**Work to be completed**
Count lines holding the string "loyer" in the data that follows. Reply with one number only.

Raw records

◆ ◆ ◆ ◆

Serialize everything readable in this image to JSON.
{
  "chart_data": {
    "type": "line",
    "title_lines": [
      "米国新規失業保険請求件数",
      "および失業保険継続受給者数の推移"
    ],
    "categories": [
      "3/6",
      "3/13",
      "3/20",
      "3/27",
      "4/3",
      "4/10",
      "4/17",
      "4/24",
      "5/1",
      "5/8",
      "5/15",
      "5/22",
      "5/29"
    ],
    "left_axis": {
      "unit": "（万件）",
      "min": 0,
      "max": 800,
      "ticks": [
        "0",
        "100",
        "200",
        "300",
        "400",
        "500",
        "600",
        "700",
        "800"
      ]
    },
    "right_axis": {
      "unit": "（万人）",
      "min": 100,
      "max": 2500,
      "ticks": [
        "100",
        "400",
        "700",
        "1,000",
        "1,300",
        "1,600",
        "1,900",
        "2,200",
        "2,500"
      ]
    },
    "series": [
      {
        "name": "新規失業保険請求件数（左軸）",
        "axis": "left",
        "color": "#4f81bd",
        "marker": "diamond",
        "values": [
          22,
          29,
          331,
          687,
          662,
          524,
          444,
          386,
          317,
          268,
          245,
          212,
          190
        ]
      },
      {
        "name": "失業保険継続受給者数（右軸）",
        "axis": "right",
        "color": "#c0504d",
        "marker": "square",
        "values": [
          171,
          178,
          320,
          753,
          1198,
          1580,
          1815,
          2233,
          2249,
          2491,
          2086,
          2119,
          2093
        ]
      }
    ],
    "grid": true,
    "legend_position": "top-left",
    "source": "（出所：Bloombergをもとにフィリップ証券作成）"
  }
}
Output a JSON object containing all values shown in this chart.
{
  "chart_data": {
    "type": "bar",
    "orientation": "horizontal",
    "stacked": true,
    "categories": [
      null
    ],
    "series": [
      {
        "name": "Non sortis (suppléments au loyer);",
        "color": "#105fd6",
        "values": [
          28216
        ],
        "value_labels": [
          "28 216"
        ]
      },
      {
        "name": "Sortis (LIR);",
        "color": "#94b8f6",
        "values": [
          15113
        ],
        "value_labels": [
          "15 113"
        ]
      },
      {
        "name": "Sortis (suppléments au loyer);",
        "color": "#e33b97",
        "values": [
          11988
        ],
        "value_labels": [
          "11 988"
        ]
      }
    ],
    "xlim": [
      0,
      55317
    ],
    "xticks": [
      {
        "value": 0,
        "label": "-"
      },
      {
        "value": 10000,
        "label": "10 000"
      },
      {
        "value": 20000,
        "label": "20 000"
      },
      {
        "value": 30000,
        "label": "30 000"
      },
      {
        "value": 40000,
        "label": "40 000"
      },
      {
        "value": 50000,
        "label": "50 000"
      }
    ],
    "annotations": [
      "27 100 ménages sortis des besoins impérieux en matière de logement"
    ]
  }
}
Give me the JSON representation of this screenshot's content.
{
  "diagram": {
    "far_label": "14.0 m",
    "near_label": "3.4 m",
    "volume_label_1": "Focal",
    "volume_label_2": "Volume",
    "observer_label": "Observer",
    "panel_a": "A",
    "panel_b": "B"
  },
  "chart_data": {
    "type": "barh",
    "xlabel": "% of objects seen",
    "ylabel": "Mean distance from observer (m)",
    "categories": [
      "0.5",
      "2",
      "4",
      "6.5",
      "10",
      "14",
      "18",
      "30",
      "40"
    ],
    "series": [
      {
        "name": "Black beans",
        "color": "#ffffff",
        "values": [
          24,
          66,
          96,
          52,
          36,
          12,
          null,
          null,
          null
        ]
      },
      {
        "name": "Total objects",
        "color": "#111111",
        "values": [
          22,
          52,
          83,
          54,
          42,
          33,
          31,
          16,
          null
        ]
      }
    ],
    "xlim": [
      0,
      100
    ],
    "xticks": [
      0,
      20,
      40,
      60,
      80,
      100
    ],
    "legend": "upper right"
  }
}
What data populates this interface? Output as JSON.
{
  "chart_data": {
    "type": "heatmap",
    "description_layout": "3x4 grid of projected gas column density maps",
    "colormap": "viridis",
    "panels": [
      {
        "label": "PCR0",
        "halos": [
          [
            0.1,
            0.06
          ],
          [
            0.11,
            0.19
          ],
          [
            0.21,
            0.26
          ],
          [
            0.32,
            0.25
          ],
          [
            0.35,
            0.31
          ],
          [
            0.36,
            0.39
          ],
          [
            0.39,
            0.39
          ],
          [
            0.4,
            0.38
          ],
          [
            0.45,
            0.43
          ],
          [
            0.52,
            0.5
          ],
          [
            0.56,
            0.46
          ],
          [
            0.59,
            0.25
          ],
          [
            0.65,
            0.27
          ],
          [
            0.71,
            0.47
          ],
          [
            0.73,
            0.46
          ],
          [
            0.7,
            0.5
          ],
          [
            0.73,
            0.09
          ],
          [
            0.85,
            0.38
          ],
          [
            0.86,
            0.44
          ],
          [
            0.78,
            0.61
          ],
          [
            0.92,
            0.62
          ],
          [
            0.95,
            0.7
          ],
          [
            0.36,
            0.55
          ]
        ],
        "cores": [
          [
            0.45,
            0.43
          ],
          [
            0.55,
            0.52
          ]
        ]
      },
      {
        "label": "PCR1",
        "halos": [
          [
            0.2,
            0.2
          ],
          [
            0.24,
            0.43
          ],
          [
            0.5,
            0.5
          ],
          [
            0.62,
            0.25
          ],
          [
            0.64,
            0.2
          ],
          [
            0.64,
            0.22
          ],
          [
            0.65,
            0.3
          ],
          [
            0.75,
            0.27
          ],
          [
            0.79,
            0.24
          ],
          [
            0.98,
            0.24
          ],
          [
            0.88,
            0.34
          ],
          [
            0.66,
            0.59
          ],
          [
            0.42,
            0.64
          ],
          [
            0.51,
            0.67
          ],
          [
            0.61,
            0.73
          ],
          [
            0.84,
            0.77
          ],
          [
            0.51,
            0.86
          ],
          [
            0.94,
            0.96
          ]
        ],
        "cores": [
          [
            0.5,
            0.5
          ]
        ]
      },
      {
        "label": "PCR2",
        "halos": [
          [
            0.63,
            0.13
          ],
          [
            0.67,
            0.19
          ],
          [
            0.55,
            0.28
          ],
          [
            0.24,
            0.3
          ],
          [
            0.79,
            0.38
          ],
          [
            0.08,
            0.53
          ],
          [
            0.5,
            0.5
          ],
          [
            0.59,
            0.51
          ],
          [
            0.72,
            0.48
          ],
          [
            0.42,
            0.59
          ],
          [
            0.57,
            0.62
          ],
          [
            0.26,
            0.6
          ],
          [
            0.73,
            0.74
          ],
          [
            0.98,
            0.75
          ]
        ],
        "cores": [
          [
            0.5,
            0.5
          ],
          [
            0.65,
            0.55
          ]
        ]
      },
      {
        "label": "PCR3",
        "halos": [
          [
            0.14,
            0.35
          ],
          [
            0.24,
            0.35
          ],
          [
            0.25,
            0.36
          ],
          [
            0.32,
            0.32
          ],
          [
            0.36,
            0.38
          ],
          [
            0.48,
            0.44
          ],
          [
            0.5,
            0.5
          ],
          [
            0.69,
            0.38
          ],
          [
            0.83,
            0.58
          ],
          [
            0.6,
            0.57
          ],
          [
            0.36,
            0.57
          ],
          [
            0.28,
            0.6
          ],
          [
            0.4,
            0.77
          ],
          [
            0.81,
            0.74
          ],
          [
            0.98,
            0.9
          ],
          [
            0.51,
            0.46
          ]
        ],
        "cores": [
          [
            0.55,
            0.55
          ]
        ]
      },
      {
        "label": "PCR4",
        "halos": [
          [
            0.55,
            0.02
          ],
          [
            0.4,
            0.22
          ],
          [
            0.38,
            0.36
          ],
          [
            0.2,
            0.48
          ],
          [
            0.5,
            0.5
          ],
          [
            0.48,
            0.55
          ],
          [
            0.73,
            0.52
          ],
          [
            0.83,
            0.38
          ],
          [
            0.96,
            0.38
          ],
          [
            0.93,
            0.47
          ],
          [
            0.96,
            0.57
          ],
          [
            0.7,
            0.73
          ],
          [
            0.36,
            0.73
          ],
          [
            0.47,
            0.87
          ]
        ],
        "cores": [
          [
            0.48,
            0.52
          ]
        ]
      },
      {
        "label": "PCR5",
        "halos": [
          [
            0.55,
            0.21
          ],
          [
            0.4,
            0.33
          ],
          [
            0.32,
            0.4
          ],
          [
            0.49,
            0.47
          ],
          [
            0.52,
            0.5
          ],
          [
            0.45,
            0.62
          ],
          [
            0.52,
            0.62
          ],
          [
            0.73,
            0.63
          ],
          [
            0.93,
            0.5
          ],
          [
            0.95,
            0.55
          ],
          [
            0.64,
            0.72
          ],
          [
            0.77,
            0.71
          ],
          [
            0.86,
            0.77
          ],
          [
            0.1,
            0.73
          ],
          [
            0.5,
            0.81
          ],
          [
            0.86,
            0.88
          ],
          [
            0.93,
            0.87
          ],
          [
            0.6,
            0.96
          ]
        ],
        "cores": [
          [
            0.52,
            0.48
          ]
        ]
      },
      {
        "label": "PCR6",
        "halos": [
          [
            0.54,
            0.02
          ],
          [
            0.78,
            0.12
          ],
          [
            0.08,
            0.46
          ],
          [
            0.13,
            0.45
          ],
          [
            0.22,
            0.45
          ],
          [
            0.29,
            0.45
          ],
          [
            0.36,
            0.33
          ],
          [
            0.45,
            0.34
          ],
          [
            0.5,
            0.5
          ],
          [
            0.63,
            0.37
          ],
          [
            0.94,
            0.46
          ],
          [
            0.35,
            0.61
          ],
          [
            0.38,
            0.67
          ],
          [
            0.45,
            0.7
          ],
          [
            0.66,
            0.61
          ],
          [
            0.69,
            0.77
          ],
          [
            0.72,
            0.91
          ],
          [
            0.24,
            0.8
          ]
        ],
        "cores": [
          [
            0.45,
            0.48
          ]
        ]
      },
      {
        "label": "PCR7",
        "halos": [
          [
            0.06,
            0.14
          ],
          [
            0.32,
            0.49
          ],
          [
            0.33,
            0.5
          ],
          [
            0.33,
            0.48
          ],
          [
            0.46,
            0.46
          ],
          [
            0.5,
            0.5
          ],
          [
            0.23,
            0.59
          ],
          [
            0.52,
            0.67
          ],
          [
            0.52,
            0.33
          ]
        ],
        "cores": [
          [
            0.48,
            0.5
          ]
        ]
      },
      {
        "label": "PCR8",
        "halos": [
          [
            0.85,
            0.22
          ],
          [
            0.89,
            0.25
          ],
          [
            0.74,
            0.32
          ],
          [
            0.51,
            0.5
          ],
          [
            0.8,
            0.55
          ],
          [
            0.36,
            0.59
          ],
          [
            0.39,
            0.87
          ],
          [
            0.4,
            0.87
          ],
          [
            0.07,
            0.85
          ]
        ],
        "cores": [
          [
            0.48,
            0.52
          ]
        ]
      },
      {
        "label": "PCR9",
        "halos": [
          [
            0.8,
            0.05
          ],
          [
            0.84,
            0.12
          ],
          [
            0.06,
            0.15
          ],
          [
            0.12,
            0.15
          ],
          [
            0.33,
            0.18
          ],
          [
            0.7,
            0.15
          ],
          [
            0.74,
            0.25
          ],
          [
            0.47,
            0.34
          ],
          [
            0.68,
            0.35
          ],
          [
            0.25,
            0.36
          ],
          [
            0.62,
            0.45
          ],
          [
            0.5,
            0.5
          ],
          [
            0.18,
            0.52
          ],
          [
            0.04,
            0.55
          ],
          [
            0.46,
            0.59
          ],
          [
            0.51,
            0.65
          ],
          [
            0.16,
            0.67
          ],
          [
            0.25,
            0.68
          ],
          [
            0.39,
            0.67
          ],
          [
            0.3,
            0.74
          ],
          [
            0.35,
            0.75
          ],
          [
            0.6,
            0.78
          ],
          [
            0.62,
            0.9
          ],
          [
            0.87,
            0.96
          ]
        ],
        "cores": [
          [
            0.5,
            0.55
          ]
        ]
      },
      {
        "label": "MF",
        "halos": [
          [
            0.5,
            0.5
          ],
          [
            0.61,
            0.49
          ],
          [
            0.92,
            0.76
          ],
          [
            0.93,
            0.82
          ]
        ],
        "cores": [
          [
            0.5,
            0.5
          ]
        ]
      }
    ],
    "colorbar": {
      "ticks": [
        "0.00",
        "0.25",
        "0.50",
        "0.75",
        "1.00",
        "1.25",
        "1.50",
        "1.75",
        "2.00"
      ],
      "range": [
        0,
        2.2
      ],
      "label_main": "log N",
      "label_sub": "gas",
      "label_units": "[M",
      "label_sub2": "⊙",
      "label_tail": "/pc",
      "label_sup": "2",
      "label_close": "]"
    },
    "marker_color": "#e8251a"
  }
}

◆ ◆ ◆ ◆

**Response to this exercise**
2